● **JOB**: Print out each record below, unaltered and complete, without its images.

● **TASK DATA**:
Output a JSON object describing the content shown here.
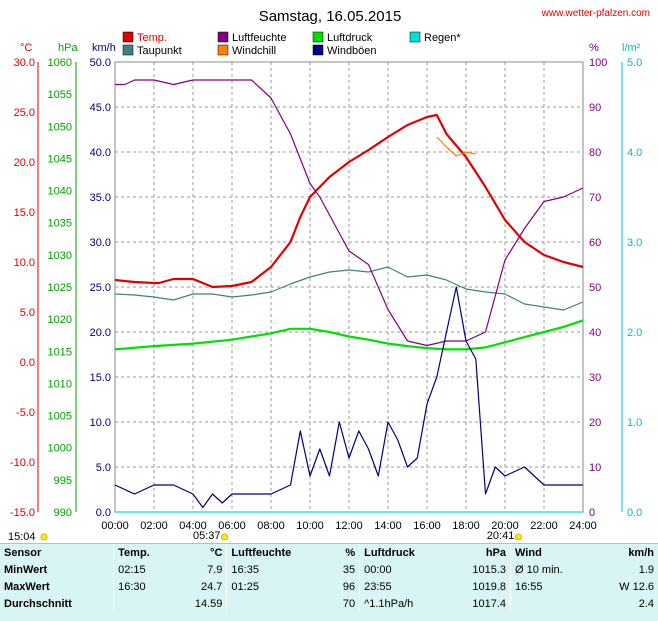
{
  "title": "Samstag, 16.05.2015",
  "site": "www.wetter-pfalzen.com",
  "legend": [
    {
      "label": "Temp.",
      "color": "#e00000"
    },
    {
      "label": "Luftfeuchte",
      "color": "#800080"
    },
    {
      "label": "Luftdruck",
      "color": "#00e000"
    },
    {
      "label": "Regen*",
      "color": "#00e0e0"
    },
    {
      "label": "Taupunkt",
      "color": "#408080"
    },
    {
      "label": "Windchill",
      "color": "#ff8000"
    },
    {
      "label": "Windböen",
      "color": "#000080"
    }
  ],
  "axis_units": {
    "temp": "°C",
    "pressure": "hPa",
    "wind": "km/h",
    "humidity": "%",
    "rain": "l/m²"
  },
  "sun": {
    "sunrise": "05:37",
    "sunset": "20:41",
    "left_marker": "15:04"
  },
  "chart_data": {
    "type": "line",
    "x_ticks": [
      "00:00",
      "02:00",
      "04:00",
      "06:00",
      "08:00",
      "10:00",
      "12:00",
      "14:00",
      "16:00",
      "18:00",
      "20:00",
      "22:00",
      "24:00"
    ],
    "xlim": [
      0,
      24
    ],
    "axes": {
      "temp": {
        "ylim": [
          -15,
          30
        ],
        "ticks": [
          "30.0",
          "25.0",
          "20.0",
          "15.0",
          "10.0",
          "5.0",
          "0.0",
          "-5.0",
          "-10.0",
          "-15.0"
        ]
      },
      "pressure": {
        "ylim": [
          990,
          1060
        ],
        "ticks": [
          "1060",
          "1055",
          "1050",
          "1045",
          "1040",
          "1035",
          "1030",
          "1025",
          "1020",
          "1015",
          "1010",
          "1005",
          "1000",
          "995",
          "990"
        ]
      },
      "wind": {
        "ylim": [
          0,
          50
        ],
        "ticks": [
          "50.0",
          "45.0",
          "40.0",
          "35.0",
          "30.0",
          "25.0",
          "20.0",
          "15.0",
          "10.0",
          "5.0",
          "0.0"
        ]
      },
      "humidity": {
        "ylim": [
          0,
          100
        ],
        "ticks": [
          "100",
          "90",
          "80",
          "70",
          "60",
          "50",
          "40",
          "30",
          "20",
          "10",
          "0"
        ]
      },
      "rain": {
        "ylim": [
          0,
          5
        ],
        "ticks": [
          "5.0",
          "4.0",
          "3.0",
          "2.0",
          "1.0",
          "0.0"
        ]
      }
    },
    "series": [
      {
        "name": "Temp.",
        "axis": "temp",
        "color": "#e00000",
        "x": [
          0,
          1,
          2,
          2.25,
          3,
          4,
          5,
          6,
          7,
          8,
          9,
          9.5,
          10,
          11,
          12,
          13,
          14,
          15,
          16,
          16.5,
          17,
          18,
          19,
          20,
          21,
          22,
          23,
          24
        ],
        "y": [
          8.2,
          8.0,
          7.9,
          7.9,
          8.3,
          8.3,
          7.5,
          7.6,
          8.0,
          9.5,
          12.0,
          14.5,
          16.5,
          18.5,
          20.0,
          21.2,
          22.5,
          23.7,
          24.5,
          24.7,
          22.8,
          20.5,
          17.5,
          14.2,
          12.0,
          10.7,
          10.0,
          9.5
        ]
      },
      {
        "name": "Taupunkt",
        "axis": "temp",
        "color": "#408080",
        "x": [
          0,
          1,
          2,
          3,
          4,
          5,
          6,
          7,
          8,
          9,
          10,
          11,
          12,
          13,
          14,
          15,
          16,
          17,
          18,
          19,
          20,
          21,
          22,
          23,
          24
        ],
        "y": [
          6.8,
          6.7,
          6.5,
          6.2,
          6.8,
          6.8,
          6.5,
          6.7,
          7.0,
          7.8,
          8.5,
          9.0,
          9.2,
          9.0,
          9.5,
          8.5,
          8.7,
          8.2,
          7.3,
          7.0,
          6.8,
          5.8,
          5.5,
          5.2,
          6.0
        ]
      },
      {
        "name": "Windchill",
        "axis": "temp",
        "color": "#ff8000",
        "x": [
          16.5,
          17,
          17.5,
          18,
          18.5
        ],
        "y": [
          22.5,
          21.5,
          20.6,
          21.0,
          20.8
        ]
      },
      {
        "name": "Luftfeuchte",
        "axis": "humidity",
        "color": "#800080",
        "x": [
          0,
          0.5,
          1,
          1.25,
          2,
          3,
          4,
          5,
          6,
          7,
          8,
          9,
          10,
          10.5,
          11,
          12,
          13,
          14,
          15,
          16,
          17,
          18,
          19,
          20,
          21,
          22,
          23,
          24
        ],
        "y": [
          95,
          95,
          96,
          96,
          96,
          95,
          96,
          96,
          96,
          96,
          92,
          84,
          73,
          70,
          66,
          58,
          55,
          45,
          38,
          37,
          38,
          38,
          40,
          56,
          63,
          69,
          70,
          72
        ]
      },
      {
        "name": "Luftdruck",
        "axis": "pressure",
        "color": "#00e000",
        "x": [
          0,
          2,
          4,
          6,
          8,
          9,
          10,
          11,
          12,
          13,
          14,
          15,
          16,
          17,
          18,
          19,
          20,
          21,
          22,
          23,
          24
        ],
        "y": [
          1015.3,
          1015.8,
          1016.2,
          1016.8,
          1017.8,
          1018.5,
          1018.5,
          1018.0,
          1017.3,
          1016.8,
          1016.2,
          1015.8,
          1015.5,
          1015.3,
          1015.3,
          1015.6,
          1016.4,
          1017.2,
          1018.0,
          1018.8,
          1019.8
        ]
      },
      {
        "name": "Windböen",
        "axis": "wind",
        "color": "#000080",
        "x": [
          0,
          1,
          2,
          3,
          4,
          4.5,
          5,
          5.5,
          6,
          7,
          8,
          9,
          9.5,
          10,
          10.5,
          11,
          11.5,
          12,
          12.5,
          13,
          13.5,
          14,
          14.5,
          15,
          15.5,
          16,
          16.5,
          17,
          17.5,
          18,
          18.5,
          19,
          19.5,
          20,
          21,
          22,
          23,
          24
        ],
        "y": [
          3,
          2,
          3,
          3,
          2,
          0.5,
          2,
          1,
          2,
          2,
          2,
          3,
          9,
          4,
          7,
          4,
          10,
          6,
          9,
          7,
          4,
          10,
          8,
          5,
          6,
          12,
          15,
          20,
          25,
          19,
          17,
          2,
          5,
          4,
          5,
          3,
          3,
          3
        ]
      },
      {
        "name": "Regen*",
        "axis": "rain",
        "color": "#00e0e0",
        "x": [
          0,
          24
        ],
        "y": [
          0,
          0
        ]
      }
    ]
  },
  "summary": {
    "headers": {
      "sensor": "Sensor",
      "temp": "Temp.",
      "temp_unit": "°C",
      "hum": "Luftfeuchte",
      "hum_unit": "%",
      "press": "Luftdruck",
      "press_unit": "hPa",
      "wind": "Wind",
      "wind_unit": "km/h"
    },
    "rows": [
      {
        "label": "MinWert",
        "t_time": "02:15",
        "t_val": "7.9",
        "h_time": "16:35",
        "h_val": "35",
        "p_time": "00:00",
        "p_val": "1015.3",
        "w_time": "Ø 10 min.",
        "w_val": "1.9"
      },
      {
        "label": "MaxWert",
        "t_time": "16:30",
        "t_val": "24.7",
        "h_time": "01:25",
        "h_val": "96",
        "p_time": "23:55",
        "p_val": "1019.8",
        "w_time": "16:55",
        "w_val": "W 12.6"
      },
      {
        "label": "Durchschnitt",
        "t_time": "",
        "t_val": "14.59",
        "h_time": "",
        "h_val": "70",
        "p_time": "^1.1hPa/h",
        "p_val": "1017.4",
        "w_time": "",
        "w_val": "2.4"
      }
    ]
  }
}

● **EXERCISE RESULT**:
Output a JSON object describing the content shown here.
{
  "title": "Samstag, 16.05.2015",
  "site": "www.wetter-pfalzen.com",
  "legend": [
    {
      "label": "Temp.",
      "color": "#e00000"
    },
    {
      "label": "Luftfeuchte",
      "color": "#800080"
    },
    {
      "label": "Luftdruck",
      "color": "#00e000"
    },
    {
      "label": "Regen*",
      "color": "#00e0e0"
    },
    {
      "label": "Taupunkt",
      "color": "#408080"
    },
    {
      "label": "Windchill",
      "color": "#ff8000"
    },
    {
      "label": "Windböen",
      "color": "#000080"
    }
  ],
  "axis_units": {
    "temp": "°C",
    "pressure": "hPa",
    "wind": "km/h",
    "humidity": "%",
    "rain": "l/m²"
  },
  "sun": {
    "sunrise": "05:37",
    "sunset": "20:41",
    "left_marker": "15:04"
  },
  "chart_data": {
    "type": "line",
    "x_ticks": [
      "00:00",
      "02:00",
      "04:00",
      "06:00",
      "08:00",
      "10:00",
      "12:00",
      "14:00",
      "16:00",
      "18:00",
      "20:00",
      "22:00",
      "24:00"
    ],
    "xlim": [
      0,
      24
    ],
    "axes": {
      "temp": {
        "ylim": [
          -15,
          30
        ],
        "ticks": [
          "30.0",
          "25.0",
          "20.0",
          "15.0",
          "10.0",
          "5.0",
          "0.0",
          "-5.0",
          "-10.0",
          "-15.0"
        ]
      },
      "pressure": {
        "ylim": [
          990,
          1060
        ],
        "ticks": [
          "1060",
          "1055",
          "1050",
          "1045",
          "1040",
          "1035",
          "1030",
          "1025",
          "1020",
          "1015",
          "1010",
          "1005",
          "1000",
          "995",
          "990"
        ]
      },
      "wind": {
        "ylim": [
          0,
          50
        ],
        "ticks": [
          "50.0",
          "45.0",
          "40.0",
          "35.0",
          "30.0",
          "25.0",
          "20.0",
          "15.0",
          "10.0",
          "5.0",
          "0.0"
        ]
      },
      "humidity": {
        "ylim": [
          0,
          100
        ],
        "ticks": [
          "100",
          "90",
          "80",
          "70",
          "60",
          "50",
          "40",
          "30",
          "20",
          "10",
          "0"
        ]
      },
      "rain": {
        "ylim": [
          0,
          5
        ],
        "ticks": [
          "5.0",
          "4.0",
          "3.0",
          "2.0",
          "1.0",
          "0.0"
        ]
      }
    },
    "series": [
      {
        "name": "Temp.",
        "axis": "temp",
        "color": "#e00000",
        "x": [
          0,
          1,
          2,
          2.25,
          3,
          4,
          5,
          6,
          7,
          8,
          9,
          9.5,
          10,
          11,
          12,
          13,
          14,
          15,
          16,
          16.5,
          17,
          18,
          19,
          20,
          21,
          22,
          23,
          24
        ],
        "y": [
          8.2,
          8.0,
          7.9,
          7.9,
          8.3,
          8.3,
          7.5,
          7.6,
          8.0,
          9.5,
          12.0,
          14.5,
          16.5,
          18.5,
          20.0,
          21.2,
          22.5,
          23.7,
          24.5,
          24.7,
          22.8,
          20.5,
          17.5,
          14.2,
          12.0,
          10.7,
          10.0,
          9.5
        ]
      },
      {
        "name": "Taupunkt",
        "axis": "temp",
        "color": "#408080",
        "x": [
          0,
          1,
          2,
          3,
          4,
          5,
          6,
          7,
          8,
          9,
          10,
          11,
          12,
          13,
          14,
          15,
          16,
          17,
          18,
          19,
          20,
          21,
          22,
          23,
          24
        ],
        "y": [
          6.8,
          6.7,
          6.5,
          6.2,
          6.8,
          6.8,
          6.5,
          6.7,
          7.0,
          7.8,
          8.5,
          9.0,
          9.2,
          9.0,
          9.5,
          8.5,
          8.7,
          8.2,
          7.3,
          7.0,
          6.8,
          5.8,
          5.5,
          5.2,
          6.0
        ]
      },
      {
        "name": "Windchill",
        "axis": "temp",
        "color": "#ff8000",
        "x": [
          16.5,
          17,
          17.5,
          18,
          18.5
        ],
        "y": [
          22.5,
          21.5,
          20.6,
          21.0,
          20.8
        ]
      },
      {
        "name": "Luftfeuchte",
        "axis": "humidity",
        "color": "#800080",
        "x": [
          0,
          0.5,
          1,
          1.25,
          2,
          3,
          4,
          5,
          6,
          7,
          8,
          9,
          10,
          10.5,
          11,
          12,
          13,
          14,
          15,
          16,
          17,
          18,
          19,
          20,
          21,
          22,
          23,
          24
        ],
        "y": [
          95,
          95,
          96,
          96,
          96,
          95,
          96,
          96,
          96,
          96,
          92,
          84,
          73,
          70,
          66,
          58,
          55,
          45,
          38,
          37,
          38,
          38,
          40,
          56,
          63,
          69,
          70,
          72
        ]
      },
      {
        "name": "Luftdruck",
        "axis": "pressure",
        "color": "#00e000",
        "x": [
          0,
          2,
          4,
          6,
          8,
          9,
          10,
          11,
          12,
          13,
          14,
          15,
          16,
          17,
          18,
          19,
          20,
          21,
          22,
          23,
          24
        ],
        "y": [
          1015.3,
          1015.8,
          1016.2,
          1016.8,
          1017.8,
          1018.5,
          1018.5,
          1018.0,
          1017.3,
          1016.8,
          1016.2,
          1015.8,
          1015.5,
          1015.3,
          1015.3,
          1015.6,
          1016.4,
          1017.2,
          1018.0,
          1018.8,
          1019.8
        ]
      },
      {
        "name": "Windböen",
        "axis": "wind",
        "color": "#000080",
        "x": [
          0,
          1,
          2,
          3,
          4,
          4.5,
          5,
          5.5,
          6,
          7,
          8,
          9,
          9.5,
          10,
          10.5,
          11,
          11.5,
          12,
          12.5,
          13,
          13.5,
          14,
          14.5,
          15,
          15.5,
          16,
          16.5,
          17,
          17.5,
          18,
          18.5,
          19,
          19.5,
          20,
          21,
          22,
          23,
          24
        ],
        "y": [
          3,
          2,
          3,
          3,
          2,
          0.5,
          2,
          1,
          2,
          2,
          2,
          3,
          9,
          4,
          7,
          4,
          10,
          6,
          9,
          7,
          4,
          10,
          8,
          5,
          6,
          12,
          15,
          20,
          25,
          19,
          17,
          2,
          5,
          4,
          5,
          3,
          3,
          3
        ]
      },
      {
        "name": "Regen*",
        "axis": "rain",
        "color": "#00e0e0",
        "x": [
          0,
          24
        ],
        "y": [
          0,
          0
        ]
      }
    ]
  },
  "summary": {
    "headers": {
      "sensor": "Sensor",
      "temp": "Temp.",
      "temp_unit": "°C",
      "hum": "Luftfeuchte",
      "hum_unit": "%",
      "press": "Luftdruck",
      "press_unit": "hPa",
      "wind": "Wind",
      "wind_unit": "km/h"
    },
    "rows": [
      {
        "label": "MinWert",
        "t_time": "02:15",
        "t_val": "7.9",
        "h_time": "16:35",
        "h_val": "35",
        "p_time": "00:00",
        "p_val": "1015.3",
        "w_time": "Ø 10 min.",
        "w_val": "1.9"
      },
      {
        "label": "MaxWert",
        "t_time": "16:30",
        "t_val": "24.7",
        "h_time": "01:25",
        "h_val": "96",
        "p_time": "23:55",
        "p_val": "1019.8",
        "w_time": "16:55",
        "w_val": "W 12.6"
      },
      {
        "label": "Durchschnitt",
        "t_time": "",
        "t_val": "14.59",
        "h_time": "",
        "h_val": "70",
        "p_time": "^1.1hPa/h",
        "p_val": "1017.4",
        "w_time": "",
        "w_val": "2.4"
      }
    ]
  }
}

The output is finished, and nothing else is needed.